EXERCISE TASK |
Starting at the beginning of the lines and ending at the line containing "rating-dot[interactable]: [242, 676, 245, 679]", swap "label-color-swatch" for "color-label-chip" and reproduce those lines with no other changes.

Records from a data collection
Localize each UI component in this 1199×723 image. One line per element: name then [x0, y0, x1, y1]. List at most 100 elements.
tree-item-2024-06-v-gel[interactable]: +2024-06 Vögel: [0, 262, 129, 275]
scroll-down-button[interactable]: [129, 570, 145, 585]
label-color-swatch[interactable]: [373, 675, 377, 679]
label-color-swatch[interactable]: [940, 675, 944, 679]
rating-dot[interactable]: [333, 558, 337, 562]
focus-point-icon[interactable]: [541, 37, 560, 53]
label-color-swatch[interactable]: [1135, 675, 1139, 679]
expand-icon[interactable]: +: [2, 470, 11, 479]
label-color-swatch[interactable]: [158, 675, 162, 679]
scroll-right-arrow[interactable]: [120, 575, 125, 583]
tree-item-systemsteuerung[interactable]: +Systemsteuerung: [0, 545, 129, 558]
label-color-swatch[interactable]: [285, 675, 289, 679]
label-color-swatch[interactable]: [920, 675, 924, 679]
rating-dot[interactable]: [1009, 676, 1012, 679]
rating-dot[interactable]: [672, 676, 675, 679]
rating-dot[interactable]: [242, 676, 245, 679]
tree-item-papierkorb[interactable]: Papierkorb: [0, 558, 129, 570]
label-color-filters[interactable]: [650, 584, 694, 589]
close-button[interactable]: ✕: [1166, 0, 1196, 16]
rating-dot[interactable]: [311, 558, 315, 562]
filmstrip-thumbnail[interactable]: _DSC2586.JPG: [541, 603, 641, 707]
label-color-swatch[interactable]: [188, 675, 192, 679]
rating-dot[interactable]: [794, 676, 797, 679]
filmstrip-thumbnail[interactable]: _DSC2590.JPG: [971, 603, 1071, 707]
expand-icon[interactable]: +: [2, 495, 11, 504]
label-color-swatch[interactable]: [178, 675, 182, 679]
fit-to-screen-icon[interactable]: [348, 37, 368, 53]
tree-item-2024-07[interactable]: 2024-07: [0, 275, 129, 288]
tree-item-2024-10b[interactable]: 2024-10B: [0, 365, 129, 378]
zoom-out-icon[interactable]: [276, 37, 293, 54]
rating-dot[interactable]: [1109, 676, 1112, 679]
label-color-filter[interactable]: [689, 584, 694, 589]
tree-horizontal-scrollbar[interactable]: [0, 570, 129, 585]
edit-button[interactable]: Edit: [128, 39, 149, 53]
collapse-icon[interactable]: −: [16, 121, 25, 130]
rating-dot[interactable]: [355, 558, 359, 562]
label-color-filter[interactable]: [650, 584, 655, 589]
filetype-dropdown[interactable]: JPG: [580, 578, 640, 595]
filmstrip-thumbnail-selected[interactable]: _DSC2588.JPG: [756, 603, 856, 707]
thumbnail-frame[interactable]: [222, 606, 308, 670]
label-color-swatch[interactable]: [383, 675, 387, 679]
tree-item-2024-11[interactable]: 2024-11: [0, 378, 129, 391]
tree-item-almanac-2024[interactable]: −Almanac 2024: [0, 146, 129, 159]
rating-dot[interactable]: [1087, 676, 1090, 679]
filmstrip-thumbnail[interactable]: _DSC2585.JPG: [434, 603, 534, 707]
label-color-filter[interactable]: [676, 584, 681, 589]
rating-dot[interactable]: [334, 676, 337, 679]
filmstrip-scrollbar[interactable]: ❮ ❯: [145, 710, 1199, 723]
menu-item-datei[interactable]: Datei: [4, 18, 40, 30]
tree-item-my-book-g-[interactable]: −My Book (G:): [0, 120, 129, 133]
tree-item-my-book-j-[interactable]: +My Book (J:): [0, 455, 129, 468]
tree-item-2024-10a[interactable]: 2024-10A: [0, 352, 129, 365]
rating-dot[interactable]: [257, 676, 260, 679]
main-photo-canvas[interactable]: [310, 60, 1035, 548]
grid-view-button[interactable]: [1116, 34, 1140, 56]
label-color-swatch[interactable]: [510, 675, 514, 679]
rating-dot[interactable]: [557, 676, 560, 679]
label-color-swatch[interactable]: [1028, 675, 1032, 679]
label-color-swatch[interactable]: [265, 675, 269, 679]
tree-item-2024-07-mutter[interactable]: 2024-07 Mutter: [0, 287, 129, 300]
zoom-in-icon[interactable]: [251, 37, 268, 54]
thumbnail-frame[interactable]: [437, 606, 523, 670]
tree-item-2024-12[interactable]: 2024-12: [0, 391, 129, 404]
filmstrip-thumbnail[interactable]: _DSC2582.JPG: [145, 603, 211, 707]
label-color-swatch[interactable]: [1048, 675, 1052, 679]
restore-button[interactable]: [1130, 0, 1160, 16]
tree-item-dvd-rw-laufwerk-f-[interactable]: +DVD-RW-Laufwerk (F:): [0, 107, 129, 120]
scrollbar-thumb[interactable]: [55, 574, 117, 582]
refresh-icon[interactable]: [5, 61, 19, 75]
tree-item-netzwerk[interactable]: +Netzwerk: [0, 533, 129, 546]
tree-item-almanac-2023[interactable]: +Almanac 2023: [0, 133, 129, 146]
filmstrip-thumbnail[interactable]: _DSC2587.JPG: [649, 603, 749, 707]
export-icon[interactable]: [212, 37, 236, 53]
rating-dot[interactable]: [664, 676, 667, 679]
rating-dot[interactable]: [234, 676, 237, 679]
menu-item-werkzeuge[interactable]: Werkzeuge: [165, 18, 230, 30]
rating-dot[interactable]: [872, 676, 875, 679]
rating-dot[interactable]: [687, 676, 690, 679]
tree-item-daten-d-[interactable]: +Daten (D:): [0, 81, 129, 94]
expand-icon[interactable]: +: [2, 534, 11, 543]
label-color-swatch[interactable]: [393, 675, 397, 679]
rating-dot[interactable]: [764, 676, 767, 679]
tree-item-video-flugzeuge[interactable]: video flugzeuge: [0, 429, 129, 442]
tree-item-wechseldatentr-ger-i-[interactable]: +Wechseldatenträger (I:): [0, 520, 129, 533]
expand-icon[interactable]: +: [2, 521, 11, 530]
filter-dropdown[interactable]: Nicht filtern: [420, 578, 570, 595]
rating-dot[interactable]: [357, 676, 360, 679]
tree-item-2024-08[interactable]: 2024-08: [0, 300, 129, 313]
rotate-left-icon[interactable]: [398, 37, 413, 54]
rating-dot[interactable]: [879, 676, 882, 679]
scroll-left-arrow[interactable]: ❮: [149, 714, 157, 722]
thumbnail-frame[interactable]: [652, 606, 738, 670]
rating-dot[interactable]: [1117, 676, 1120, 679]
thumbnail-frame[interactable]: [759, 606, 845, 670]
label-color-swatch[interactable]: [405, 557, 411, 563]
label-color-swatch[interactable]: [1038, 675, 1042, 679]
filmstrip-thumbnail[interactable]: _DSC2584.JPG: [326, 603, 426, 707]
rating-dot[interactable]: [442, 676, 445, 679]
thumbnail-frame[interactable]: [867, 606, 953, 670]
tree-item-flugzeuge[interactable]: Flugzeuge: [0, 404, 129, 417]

WRITTEN ANSWER |
Localize each UI component in this 1199×723 image. One line per element: name then [x0, y0, x1, y1]. List at most 100 elements.
tree-item-2024-06-v-gel[interactable]: +2024-06 Vögel: [0, 262, 129, 275]
scroll-down-button[interactable]: [129, 570, 145, 585]
color-label-chip[interactable]: [373, 675, 377, 679]
color-label-chip[interactable]: [940, 675, 944, 679]
rating-dot[interactable]: [333, 558, 337, 562]
focus-point-icon[interactable]: [541, 37, 560, 53]
color-label-chip[interactable]: [1135, 675, 1139, 679]
expand-icon[interactable]: +: [2, 470, 11, 479]
color-label-chip[interactable]: [158, 675, 162, 679]
scroll-right-arrow[interactable]: [120, 575, 125, 583]
tree-item-systemsteuerung[interactable]: +Systemsteuerung: [0, 545, 129, 558]
color-label-chip[interactable]: [285, 675, 289, 679]
color-label-chip[interactable]: [920, 675, 924, 679]
rating-dot[interactable]: [1009, 676, 1012, 679]
rating-dot[interactable]: [672, 676, 675, 679]
rating-dot[interactable]: [242, 676, 245, 679]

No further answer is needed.